(Dataset items)
———

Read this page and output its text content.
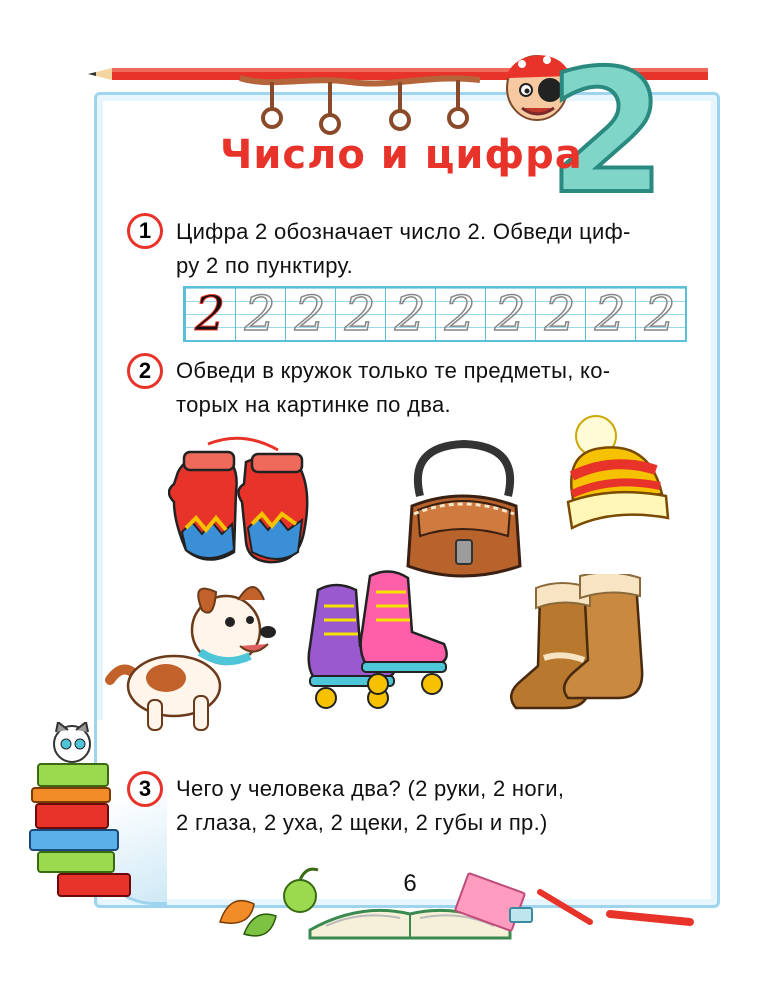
2
Число и цифра
1	Цифра 2 обозначает число 2. Обведи циф-
ру 2 по пунктиру.
2 2 2 2 2 2 2 2 2 2
2	Обведи в кружок только те предметы, ко-
торых на картинке по два.
3	Чего у человека два? (2 руки, 2 ноги,
2 глаза, 2 уха, 2 щеки, 2 губы и пр.)
6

———

**Problem details:**
All the records need to be repeated exactly, with the images dropped.

**Written response:**
Read this page and output its text content.
2
Число и цифра
1	Цифра 2 обозначает число 2. Обведи циф-
ру 2 по пунктиру.
2 2 2 2 2 2 2 2 2 2
2	Обведи в кружок только те предметы, ко-
торых на картинке по два.
3	Чего у человека два? (2 руки, 2 ноги,
2 глаза, 2 уха, 2 щеки, 2 губы и пр.)
6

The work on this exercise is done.